• List of tasks:
**a.** Answer these questions from the article on U.S. military aid to the Peshmerga.
(i) How many Kurdish fighters has the United States trained since 2015?
(ii) How long was the fight for Tal Afar before Baghdad said the city had been effectively cleared?
(iii) Which countries supplied the military officers reviewing the Peshmerga?
**b.** State whether each statement agrees with the article on U.S. military aid to the Peshmerga, and quote the words that decide it.
(i) A U.S. military official said aid was being pulled to signal displeasure with the government in Irbil.
(ii) The U.S.-led coalition uses Irbil's airport as a hub for special operations raids in Iraq and Syria.
(iii) Barzani agreed to postpone the referendum.

• Reading text:
╭──
Kurdish government officials have long complained that the military aid promised by Washington and other Western governments is being held up by Baghdad, which has relied on the Peshmerga's help to defeat the Islamic State but is wary of allowing the Kurds to grow too powerful.
Since 2015, the United States has provided more than $1.4 billion in aid for the Kurdish Peshmerga while training more than 22,000 Kurdish fighters and supplying them with weapons, armored vehicles, artillery systems, ammunition, and medical supplies.
One U.S. military official told FP that the end of the one-year, deal to pay stipends to Peshmerga troops involved in the fight to retake Mosul and the timing of the referendum are coincidental. The United States is not pulling aid to signal its displeasure with the government in Irbil, the official said.
The battle in northern Iraq is still very much on with the Islamic State, and the Peshmerga remain a critical part of that fight. Kurdish forces are currently deployed north of the city of Tal Afar to block Islamic State fighters attempting to flee as government forces push them out and to clean up pockets of support for the group.
After a sharp, eight-day fight, Baghdad said on Monday that Tal Afar had been effectively cleared of Islamic State fighters, but Defense Department spokesman Col. Robert Manning said pockets of resistance continued to fight it out inside the city.
While the Americans want Kurdish leaders to push back the vote until after the fight in northern Iraq is over, authorities in Irbil don't see the value in postponing the referendum.
"When we ask [Washington] when there is a good time, there isn't an answer," Abdul Rahman said.
"The Peshmerga are committed to continue to fight against ISIS," she added, referring to the Islamic State. "We are not planning a war of independence - we are planning a dialogue."
In addition to training and supplying the Peshmerga, the U.S.-led coalition fighting the Islamic State in Iraq also maintains a key operations center in Irbil and uses the city's airport as a major hub for special operations raids in Iraq and Syria and for ferrying in supplies and troops.
U.S. forces have taken over the old terminal at the airport, and American troops and contractors have set up living quarters and other facilities at the site, where U.S. military helicopters and other aircraft bring troops and supplies in and out.
A team of military officers from the United States, U.K., and Germany is also currently conducting a review of the 200,000-strong Peshmerga at Irbil's request. The team expects to present a plan sometime this year for reforming and reorganizing the Kurdish group to transform it from a militia force into a professional military.
While the Defense Department says military aid is not being tied to the referendum, Pentagon officials continue to beat a path to the door of KRG President Masoud Barzani. Just this month, U.S. Central Command head Gen. Joseph Votel and Defense Secretary James Mattis separately sat down with Barzani to urge a postponement, and this past week Turkish and European Union officials also met with the Kurdish leader.
But Barzani has declined all entreaties. According to a statement from his office, he reassured Votel that the Peshmerga will continue to fight the Islamic State and that "the referendum issue will not have any negative effects on the ongoing war."
American officials have not indicated that the funding for the Peshmerga would be in danger after the referendum, but U.S. military officials were reluctant to comment, citing the fact that the aid is part of supplemental funding bills, which ebb and flow with the situation on the ground. They also say the referendum itself won't split Kurdistan from Iraq and want to watch the process develop.
Abdul Rahman said no matter what the outcome of the vote and the political fallout that follows, "the Peshmerga will continue to fight ISIS and hope [the Pentagon] continues to support the Peshmerga in terms of training and equipping."
╰──
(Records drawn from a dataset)
╭──
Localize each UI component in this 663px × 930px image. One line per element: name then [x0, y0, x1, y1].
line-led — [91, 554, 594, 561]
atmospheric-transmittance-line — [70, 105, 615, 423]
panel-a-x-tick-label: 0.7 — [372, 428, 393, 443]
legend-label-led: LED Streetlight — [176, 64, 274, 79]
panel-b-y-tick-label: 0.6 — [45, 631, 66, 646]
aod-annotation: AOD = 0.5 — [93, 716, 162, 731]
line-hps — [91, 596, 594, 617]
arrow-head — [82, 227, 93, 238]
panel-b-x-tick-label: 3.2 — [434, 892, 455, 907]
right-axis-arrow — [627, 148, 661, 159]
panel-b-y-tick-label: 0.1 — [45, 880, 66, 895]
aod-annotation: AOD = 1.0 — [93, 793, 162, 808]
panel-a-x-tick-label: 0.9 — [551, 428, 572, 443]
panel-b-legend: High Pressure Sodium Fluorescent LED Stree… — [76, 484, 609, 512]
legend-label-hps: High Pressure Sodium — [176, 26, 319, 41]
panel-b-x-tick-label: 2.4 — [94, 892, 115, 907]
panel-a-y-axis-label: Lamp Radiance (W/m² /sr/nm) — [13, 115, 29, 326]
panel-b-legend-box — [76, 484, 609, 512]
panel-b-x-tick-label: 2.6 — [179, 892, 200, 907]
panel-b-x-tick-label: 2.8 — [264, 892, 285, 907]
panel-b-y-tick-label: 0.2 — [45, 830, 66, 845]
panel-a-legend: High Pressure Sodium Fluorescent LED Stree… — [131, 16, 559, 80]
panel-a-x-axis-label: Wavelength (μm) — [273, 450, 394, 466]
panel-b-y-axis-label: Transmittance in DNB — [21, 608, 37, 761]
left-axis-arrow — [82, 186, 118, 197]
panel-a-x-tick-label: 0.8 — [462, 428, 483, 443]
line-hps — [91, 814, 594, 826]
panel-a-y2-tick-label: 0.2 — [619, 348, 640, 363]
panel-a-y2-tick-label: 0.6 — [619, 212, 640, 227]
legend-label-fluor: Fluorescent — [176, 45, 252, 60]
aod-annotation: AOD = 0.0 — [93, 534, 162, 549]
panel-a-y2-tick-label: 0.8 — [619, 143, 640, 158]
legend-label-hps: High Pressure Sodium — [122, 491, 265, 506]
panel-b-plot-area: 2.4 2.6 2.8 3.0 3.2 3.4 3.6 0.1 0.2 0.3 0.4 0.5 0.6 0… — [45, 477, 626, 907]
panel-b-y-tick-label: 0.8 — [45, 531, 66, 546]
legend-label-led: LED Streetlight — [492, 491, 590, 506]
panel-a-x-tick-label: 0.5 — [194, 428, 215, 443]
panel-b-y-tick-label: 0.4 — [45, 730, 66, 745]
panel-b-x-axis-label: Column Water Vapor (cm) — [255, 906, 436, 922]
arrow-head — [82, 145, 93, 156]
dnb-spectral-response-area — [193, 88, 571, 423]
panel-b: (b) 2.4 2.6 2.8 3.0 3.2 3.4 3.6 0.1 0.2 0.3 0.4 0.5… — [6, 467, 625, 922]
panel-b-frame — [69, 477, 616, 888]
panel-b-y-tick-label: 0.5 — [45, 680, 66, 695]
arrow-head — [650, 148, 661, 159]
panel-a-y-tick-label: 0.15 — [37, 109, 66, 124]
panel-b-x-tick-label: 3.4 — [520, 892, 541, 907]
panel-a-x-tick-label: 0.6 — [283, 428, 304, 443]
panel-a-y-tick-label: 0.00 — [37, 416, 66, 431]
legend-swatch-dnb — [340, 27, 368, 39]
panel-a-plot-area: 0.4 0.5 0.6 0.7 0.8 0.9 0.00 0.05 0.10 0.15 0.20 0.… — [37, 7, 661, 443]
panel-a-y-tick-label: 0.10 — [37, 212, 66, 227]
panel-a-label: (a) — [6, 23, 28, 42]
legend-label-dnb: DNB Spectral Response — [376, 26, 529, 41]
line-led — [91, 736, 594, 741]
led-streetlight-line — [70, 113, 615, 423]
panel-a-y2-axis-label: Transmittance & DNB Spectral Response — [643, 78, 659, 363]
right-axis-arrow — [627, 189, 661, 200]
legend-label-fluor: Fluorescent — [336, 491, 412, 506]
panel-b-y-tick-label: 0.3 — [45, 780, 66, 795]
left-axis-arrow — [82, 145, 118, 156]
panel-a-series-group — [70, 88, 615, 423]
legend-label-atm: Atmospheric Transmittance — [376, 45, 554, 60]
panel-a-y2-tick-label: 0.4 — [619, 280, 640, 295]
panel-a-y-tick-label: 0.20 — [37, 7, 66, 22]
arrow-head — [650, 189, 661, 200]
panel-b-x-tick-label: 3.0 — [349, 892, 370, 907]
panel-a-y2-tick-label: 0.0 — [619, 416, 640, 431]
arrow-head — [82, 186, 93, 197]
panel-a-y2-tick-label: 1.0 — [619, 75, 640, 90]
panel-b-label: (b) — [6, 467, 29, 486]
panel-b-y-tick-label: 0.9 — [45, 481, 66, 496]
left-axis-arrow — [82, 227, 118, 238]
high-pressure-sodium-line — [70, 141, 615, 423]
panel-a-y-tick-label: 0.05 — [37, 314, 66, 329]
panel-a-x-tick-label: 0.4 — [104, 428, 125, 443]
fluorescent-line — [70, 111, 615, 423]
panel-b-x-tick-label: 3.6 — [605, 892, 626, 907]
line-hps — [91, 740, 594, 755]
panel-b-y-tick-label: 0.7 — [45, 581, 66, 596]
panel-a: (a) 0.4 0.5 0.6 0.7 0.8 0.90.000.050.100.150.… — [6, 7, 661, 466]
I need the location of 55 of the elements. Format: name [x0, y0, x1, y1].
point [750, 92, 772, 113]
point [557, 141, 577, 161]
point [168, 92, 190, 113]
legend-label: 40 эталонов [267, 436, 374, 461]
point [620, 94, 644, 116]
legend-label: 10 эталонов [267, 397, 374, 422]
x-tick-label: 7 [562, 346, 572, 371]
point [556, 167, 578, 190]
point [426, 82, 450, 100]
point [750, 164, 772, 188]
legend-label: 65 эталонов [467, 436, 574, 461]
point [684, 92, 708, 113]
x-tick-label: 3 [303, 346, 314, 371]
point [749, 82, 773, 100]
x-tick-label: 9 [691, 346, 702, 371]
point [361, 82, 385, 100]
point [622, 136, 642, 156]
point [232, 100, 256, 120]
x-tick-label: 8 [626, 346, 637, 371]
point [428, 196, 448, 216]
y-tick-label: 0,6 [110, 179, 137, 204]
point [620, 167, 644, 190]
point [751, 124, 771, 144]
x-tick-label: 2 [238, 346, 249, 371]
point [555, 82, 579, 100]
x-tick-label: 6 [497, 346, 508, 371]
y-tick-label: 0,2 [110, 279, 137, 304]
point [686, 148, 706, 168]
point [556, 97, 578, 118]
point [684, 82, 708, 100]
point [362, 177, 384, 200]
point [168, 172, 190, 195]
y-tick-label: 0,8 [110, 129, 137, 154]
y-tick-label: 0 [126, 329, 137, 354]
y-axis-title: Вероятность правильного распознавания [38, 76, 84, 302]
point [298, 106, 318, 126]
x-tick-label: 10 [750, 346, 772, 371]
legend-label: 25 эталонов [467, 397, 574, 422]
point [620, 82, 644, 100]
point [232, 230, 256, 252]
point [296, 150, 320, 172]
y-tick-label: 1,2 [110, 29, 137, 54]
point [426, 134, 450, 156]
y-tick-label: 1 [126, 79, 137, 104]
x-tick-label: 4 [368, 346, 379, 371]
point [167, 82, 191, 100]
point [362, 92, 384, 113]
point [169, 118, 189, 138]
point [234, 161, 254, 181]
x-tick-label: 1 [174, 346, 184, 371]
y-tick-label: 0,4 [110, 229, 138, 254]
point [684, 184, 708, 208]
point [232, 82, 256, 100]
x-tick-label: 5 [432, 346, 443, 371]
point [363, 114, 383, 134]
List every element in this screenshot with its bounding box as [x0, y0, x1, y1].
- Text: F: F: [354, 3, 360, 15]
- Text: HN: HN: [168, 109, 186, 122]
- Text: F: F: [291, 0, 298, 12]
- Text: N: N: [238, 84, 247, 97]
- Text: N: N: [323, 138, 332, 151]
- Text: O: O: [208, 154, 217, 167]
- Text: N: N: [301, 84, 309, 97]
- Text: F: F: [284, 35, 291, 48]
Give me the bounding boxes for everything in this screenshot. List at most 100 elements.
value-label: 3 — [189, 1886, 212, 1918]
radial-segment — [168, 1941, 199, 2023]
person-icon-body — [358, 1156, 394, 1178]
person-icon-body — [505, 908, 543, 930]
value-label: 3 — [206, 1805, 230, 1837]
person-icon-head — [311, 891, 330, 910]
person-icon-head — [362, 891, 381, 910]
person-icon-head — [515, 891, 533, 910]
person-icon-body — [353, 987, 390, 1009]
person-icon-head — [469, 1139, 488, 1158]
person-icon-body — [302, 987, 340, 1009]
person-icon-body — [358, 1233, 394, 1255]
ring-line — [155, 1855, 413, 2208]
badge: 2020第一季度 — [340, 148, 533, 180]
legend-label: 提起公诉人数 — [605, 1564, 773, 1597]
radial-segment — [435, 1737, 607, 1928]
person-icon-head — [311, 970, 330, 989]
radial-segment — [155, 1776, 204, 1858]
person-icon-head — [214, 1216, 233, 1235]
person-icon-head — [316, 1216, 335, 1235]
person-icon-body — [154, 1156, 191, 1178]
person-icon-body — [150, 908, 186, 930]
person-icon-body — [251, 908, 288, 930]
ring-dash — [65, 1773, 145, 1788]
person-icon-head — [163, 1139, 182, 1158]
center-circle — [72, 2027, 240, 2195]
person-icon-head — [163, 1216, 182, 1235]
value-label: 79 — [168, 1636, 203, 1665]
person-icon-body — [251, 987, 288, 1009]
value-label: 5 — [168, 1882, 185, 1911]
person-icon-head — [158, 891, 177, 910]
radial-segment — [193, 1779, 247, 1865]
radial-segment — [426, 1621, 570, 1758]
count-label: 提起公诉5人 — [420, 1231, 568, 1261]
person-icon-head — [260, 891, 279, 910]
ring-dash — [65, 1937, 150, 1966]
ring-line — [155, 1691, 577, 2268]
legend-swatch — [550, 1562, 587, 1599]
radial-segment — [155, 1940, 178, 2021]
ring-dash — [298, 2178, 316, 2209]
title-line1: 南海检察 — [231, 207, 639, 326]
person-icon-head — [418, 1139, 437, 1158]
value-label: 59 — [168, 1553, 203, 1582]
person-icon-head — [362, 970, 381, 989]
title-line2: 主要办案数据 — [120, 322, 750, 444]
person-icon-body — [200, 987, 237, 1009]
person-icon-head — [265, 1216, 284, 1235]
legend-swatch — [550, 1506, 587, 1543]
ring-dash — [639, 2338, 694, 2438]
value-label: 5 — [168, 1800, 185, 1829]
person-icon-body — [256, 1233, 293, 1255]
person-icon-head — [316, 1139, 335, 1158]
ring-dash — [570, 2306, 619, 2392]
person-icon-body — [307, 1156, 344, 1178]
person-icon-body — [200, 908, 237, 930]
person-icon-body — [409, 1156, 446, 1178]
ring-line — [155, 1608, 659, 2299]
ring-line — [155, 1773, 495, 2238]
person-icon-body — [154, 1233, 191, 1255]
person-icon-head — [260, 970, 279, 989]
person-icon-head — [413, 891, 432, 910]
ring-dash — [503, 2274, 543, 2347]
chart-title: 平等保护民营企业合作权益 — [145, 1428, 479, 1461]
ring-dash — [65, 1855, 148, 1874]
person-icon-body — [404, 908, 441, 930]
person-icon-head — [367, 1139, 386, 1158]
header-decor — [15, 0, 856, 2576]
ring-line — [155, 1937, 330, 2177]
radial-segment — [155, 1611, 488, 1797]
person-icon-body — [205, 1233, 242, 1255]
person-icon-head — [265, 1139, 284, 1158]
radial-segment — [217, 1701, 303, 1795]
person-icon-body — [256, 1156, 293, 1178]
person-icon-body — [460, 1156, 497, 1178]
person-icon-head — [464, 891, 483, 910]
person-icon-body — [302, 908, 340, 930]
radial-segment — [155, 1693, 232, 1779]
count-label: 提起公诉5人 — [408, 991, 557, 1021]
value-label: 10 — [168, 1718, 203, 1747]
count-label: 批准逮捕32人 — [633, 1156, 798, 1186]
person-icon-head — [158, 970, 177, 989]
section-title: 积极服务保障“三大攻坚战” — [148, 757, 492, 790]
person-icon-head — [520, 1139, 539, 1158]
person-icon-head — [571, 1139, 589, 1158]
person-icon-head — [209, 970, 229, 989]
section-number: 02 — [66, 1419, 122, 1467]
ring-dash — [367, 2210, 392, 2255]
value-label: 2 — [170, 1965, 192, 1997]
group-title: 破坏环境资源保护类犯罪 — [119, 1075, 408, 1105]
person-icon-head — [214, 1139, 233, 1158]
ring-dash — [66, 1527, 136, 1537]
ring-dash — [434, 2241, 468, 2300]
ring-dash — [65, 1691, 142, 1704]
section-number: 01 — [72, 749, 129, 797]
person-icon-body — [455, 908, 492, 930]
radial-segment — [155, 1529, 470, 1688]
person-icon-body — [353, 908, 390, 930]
╰──
• Task-by-task answers:
**a.**
(i) More than 22,000.
(ii) Eight days.
(iii) The United States, the U.K., and Germany.

**b.**
(i) No: "The United States is not pulling aid to signal its displeasure with the government in Irbil, the official said."
(ii) Yes: "uses the city's airport as a major hub for special operations raids in Iraq and Syria"
(iii) No: "But Barzani has declined all entreaties."